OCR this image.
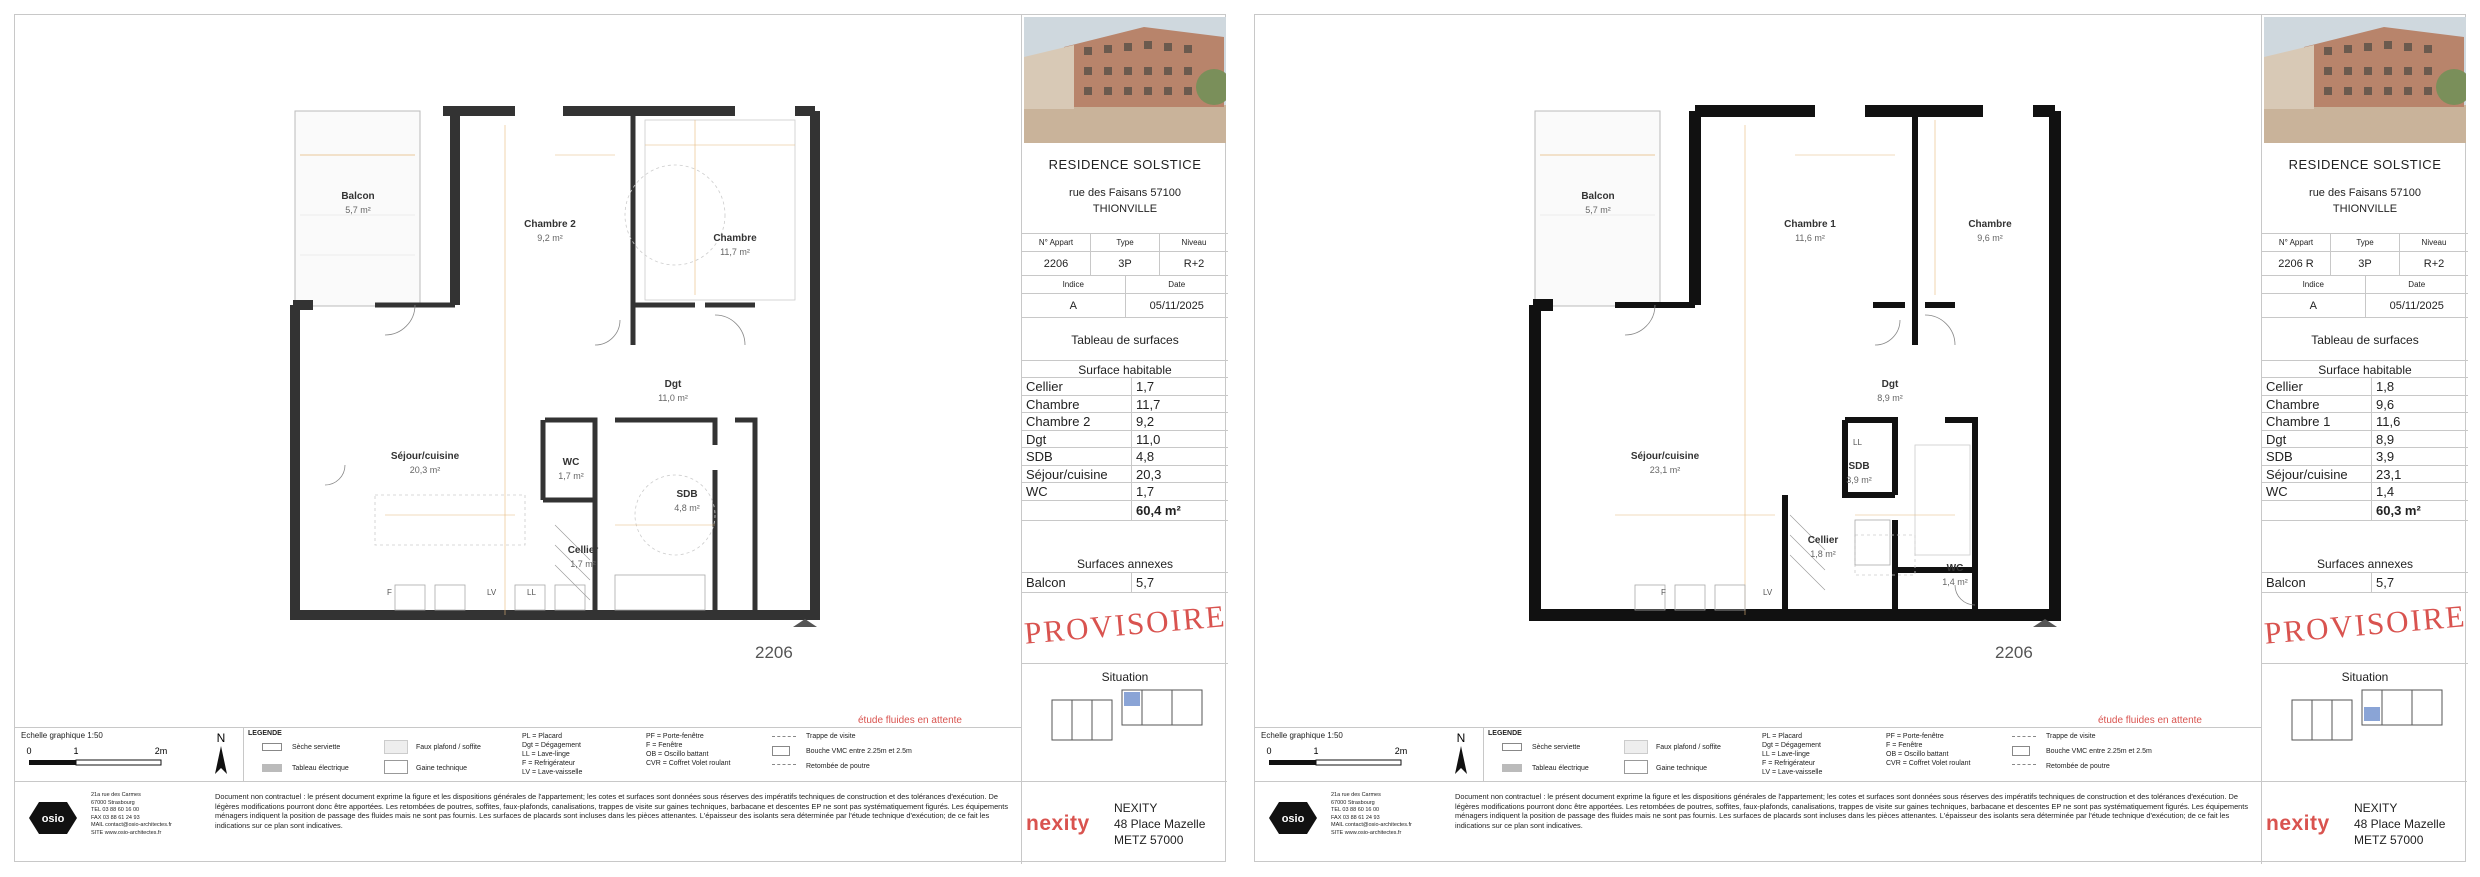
Balcon
Chambre 2
Chambre
Dgt
Séjour/cuisine
SDB
WC
Cellier
5,7 m²
9,2 m²
11,7 m²
11,0 m²
20,3 m²
4,8 m²
1,7 m²
1,7 m²
F	LV	LL
2206
étude fluides en attente
RESIDENCE SOLSTICE
rue des Faisans 57100
THIONVILLE
N° Appart	Type	Niveau
2206	3P	R+2
Indice	Date
A	05/11/2025
Tableau de surfaces
Surface habitable
Cellier	1,7
Chambre	11,7
Chambre 2	9,2
Dgt	11,0
SDB	4,8
Séjour/cuisine	20,3
WC	1,7
60,4 m²
Surfaces annexes
Balcon	5,7
PROVISOIRE
Situation
Echelle graphique 1:50
0	1	2m
N	LEGENDE
Sèche serviette
Tableau électrique
Faux plafond / soffite
Gaine technique
PL = Placard
Dgt = Dégagement
LL = Lave-linge
F = Refrigérateur
LV = Lave-vaisselle
PF = Porte-fenêtre
F = Fenêtre
OB = Oscillo battant
CVR = Coffret Volet roulant
Trappe de visite
Bouche VMC entre 2.25m et 2.5m
Retombée de poutre
osio
21a rue des Carmes
67000 Strasbourg
TEL 03 88 60 16 00
FAX 03 88 61 24 93
MAIL contact@osio-architectes.fr
SITE www.osio-architectes.fr
Document non contractuel : le présent document exprime la figure et les dispositions générales de l'appartement; les cotes et surfaces sont données sous réserves des impératifs techniques de construction et des tolérances d'exécution. De légères modifications pourront donc être apportées. Les retombées de poutres, soffites, faux-plafonds, canalisations, trappes de visite sur gaines techniques, barbacane et descentes EP ne sont pas systématiquement figurés. Les équipements ménagers indiquent la position de passage des fluides mais ne sont pas fournis. Les surfaces de placards sont incluses dans les pièces attenantes. L'épaisseur des isolants sera déterminée par l'étude technique d'exécution; de ce fait les indications sur ce plan sont indicatives.	nexity
NEXITY
48 Place Mazelle
METZ 57000
Balcon
Chambre 1	Chambre
Dgt
Séjour/cuisine
SDB
WC
Cellier
5,7 m²
11,6 m²	9,6 m²
8,9 m²
23,1 m²
3,9 m²
1,4 m²
1,8 m²
F	LV
LL
2206
étude fluides en attente
RESIDENCE SOLSTICE
rue des Faisans 57100
THIONVILLE
N° Appart	Type	Niveau
2206 R	3P	R+2
Indice	Date
A	05/11/2025
Tableau de surfaces
Surface habitable
Cellier	1,8
Chambre	9,6
Chambre 1	11,6
Dgt	8,9
SDB	3,9
Séjour/cuisine	23,1
WC	1,4
60,3 m²
Surfaces annexes
Balcon	5,7
PROVISOIRE
Situation
Echelle graphique 1:50
0	1	2m
N	LEGENDE
Sèche serviette
Tableau électrique
Faux plafond / soffite
Gaine technique
PL = Placard
Dgt = Dégagement
LL = Lave-linge
F = Refrigérateur
LV = Lave-vaisselle
PF = Porte-fenêtre
F = Fenêtre
OB = Oscillo battant
CVR = Coffret Volet roulant
Trappe de visite
Bouche VMC entre 2.25m et 2.5m
Retombée de poutre
osio
21a rue des Carmes
67000 Strasbourg
TEL 03 88 60 16 00
FAX 03 88 61 24 93
MAIL contact@osio-architectes.fr
SITE www.osio-architectes.fr
Document non contractuel : le présent document exprime la figure et les dispositions générales de l'appartement; les cotes et surfaces sont données sous réserves des impératifs techniques de construction et des tolérances d'exécution. De légères modifications pourront donc être apportées. Les retombées de poutres, soffites, faux-plafonds, canalisations, trappes de visite sur gaines techniques, barbacane et descentes EP ne sont pas systématiquement figurés. Les équipements ménagers indiquent la position de passage des fluides mais ne sont pas fournis. Les surfaces de placards sont incluses dans les pièces attenantes. L'épaisseur des isolants sera déterminée par l'étude technique d'exécution; de ce fait les indications sur ce plan sont indicatives.	nexity
NEXITY
48 Place Mazelle
METZ 57000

### Goal of the exercise:
Write out the listing word for word, omitting the pictures it holds.

### Full solution:
OCR this image.
Balcon
Chambre 2
Chambre
Dgt
Séjour/cuisine
SDB
WC
Cellier
5,7 m²
9,2 m²
11,7 m²
11,0 m²
20,3 m²
4,8 m²
1,7 m²
1,7 m²
F	LV	LL
2206
étude fluides en attente
RESIDENCE SOLSTICE
rue des Faisans 57100
THIONVILLE
N° Appart	Type	Niveau
2206	3P	R+2
Indice	Date
A	05/11/2025
Tableau de surfaces
Surface habitable
Cellier	1,7
Chambre	11,7
Chambre 2	9,2
Dgt	11,0
SDB	4,8
Séjour/cuisine	20,3
WC	1,7
60,4 m²
Surfaces annexes
Balcon	5,7
PROVISOIRE
Situation
Echelle graphique 1:50
0	1	2m
N	LEGENDE
Sèche serviette
Tableau électrique
Faux plafond / soffite
Gaine technique
PL = Placard
Dgt = Dégagement
LL = Lave-linge
F = Refrigérateur
LV = Lave-vaisselle
PF = Porte-fenêtre
F = Fenêtre
OB = Oscillo battant
CVR = Coffret Volet roulant
Trappe de visite
Bouche VMC entre 2.25m et 2.5m
Retombée de poutre
osio
21a rue des Carmes
67000 Strasbourg
TEL 03 88 60 16 00
FAX 03 88 61 24 93
MAIL contact@osio-architectes.fr
SITE www.osio-architectes.fr
Document non contractuel : le présent document exprime la figure et les dispositions générales de l'appartement; les cotes et surfaces sont données sous réserves des impératifs techniques de construction et des tolérances d'exécution. De légères modifications pourront donc être apportées. Les retombées de poutres, soffites, faux-plafonds, canalisations, trappes de visite sur gaines techniques, barbacane et descentes EP ne sont pas systématiquement figurés. Les équipements ménagers indiquent la position de passage des fluides mais ne sont pas fournis. Les surfaces de placards sont incluses dans les pièces attenantes. L'épaisseur des isolants sera déterminée par l'étude technique d'exécution; de ce fait les indications sur ce plan sont indicatives.	nexity
NEXITY
48 Place Mazelle
METZ 57000
Balcon
Chambre 1	Chambre
Dgt
Séjour/cuisine
SDB
WC
Cellier
5,7 m²
11,6 m²	9,6 m²
8,9 m²
23,1 m²
3,9 m²
1,4 m²
1,8 m²
F	LV
LL
2206
étude fluides en attente
RESIDENCE SOLSTICE
rue des Faisans 57100
THIONVILLE
N° Appart	Type	Niveau
2206 R	3P	R+2
Indice	Date
A	05/11/2025
Tableau de surfaces
Surface habitable
Cellier	1,8
Chambre	9,6
Chambre 1	11,6
Dgt	8,9
SDB	3,9
Séjour/cuisine	23,1
WC	1,4
60,3 m²
Surfaces annexes
Balcon	5,7
PROVISOIRE
Situation
Echelle graphique 1:50
0	1	2m
N	LEGENDE
Sèche serviette
Tableau électrique
Faux plafond / soffite
Gaine technique
PL = Placard
Dgt = Dégagement
LL = Lave-linge
F = Refrigérateur
LV = Lave-vaisselle
PF = Porte-fenêtre
F = Fenêtre
OB = Oscillo battant
CVR = Coffret Volet roulant
Trappe de visite
Bouche VMC entre 2.25m et 2.5m
Retombée de poutre
osio
21a rue des Carmes
67000 Strasbourg
TEL 03 88 60 16 00
FAX 03 88 61 24 93
MAIL contact@osio-architectes.fr
SITE www.osio-architectes.fr
Document non contractuel : le présent document exprime la figure et les dispositions générales de l'appartement; les cotes et surfaces sont données sous réserves des impératifs techniques de construction et des tolérances d'exécution. De légères modifications pourront donc être apportées. Les retombées de poutres, soffites, faux-plafonds, canalisations, trappes de visite sur gaines techniques, barbacane et descentes EP ne sont pas systématiquement figurés. Les équipements ménagers indiquent la position de passage des fluides mais ne sont pas fournis. Les surfaces de placards sont incluses dans les pièces attenantes. L'épaisseur des isolants sera déterminée par l'étude technique d'exécution; de ce fait les indications sur ce plan sont indicatives.	nexity
NEXITY
48 Place Mazelle
METZ 57000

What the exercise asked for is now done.